§ Task directions
Copy each line containing the word "have" from the records that follow, please.

··········

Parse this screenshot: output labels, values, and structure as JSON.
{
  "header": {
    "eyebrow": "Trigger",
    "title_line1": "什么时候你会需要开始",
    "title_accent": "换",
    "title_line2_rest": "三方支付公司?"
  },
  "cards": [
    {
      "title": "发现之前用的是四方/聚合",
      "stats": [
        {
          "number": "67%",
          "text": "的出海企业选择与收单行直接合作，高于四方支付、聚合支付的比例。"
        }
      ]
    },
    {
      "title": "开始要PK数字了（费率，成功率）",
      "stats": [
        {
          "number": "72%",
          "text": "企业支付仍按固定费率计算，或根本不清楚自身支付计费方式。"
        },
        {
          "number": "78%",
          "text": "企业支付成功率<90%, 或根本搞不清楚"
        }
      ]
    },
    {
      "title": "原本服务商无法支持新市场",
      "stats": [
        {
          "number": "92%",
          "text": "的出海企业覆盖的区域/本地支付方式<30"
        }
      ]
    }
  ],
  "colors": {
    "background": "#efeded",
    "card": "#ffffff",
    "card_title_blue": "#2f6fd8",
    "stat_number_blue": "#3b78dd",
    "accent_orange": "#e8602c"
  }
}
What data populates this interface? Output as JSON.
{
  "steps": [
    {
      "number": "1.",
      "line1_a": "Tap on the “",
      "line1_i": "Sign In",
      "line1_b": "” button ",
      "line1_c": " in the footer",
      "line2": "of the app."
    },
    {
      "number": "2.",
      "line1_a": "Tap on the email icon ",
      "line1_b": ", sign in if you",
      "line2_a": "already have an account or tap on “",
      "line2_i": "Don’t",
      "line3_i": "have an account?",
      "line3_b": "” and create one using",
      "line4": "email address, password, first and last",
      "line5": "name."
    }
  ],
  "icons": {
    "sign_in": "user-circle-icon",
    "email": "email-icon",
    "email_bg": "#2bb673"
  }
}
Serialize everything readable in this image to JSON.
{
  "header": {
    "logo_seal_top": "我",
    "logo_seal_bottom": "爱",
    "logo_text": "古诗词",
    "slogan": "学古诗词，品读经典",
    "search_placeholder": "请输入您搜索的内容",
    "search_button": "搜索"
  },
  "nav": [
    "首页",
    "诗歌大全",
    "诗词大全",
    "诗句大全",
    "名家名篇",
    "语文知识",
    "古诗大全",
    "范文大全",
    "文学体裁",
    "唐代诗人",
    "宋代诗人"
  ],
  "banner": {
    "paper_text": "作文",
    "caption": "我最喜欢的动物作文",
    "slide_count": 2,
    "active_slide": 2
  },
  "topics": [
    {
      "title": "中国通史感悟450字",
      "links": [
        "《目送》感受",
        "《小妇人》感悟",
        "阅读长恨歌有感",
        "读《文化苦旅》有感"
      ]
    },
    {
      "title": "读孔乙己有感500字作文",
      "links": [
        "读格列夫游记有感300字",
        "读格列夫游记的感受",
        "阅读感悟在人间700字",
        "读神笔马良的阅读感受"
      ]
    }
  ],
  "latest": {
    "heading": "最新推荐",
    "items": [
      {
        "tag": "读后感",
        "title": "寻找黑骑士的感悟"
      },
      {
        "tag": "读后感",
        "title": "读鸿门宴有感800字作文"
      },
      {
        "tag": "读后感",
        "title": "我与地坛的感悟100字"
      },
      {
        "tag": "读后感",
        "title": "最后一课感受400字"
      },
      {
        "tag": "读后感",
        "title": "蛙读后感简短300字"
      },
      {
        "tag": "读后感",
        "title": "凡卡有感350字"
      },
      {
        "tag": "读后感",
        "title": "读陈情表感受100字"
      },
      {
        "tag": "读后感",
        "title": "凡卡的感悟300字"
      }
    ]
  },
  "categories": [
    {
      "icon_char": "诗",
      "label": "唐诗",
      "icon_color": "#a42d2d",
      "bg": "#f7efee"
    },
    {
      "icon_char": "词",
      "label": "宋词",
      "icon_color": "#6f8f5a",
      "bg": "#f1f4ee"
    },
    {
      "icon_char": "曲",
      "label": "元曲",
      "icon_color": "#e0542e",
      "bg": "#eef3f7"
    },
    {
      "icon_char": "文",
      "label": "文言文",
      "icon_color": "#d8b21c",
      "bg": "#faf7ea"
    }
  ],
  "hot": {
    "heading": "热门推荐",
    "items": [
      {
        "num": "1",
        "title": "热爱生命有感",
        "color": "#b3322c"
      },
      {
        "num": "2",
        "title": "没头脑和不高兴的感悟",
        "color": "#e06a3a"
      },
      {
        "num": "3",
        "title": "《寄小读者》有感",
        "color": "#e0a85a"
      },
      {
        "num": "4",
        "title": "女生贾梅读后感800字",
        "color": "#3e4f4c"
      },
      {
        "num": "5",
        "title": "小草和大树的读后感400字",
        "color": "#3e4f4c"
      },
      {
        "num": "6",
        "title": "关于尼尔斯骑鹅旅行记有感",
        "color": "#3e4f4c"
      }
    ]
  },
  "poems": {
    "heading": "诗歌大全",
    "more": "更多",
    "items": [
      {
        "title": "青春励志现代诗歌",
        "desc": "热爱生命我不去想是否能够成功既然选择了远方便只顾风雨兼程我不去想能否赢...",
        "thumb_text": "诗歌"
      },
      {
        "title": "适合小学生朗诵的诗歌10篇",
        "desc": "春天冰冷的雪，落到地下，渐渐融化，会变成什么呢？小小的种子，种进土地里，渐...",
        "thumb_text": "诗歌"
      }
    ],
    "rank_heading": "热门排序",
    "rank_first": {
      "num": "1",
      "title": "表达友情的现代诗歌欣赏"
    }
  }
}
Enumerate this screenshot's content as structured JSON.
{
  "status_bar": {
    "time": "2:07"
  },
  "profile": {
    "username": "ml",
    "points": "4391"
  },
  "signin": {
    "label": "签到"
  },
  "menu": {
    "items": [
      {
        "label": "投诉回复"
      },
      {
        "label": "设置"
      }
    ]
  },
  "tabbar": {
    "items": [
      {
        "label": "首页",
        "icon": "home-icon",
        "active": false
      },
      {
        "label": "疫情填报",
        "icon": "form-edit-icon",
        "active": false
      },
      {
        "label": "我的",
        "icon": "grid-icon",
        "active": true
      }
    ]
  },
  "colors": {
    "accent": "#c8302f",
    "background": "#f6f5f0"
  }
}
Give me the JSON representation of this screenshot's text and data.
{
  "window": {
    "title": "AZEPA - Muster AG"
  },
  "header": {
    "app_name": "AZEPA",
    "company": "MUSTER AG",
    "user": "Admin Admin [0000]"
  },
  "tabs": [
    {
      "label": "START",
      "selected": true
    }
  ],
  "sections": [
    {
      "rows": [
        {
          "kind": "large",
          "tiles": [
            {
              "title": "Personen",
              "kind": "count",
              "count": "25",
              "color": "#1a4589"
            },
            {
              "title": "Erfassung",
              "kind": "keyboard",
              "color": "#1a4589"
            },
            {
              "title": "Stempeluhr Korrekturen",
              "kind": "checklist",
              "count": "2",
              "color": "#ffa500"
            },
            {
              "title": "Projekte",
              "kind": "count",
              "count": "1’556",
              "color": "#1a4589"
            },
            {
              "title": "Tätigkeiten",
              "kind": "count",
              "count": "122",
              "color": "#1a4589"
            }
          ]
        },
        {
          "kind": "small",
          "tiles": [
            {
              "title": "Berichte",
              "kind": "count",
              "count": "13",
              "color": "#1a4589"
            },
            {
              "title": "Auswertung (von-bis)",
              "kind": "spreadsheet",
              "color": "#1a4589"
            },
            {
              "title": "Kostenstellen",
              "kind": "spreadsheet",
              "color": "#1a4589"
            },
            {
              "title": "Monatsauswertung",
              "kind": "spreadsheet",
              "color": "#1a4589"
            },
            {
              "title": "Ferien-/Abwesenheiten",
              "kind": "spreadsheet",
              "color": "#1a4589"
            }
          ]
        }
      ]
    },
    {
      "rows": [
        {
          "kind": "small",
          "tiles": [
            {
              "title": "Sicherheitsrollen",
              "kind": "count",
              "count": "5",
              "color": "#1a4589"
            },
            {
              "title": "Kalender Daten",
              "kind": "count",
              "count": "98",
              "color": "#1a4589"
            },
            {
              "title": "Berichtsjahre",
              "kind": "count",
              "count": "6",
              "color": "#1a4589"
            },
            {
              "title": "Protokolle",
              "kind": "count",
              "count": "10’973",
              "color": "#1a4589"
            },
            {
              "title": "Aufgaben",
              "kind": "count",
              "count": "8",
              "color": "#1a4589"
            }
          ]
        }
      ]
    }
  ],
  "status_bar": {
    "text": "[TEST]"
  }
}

··········

§ Task result
      "line2_a": "already have an account or tap on “",
      "line3_i": "have an account?",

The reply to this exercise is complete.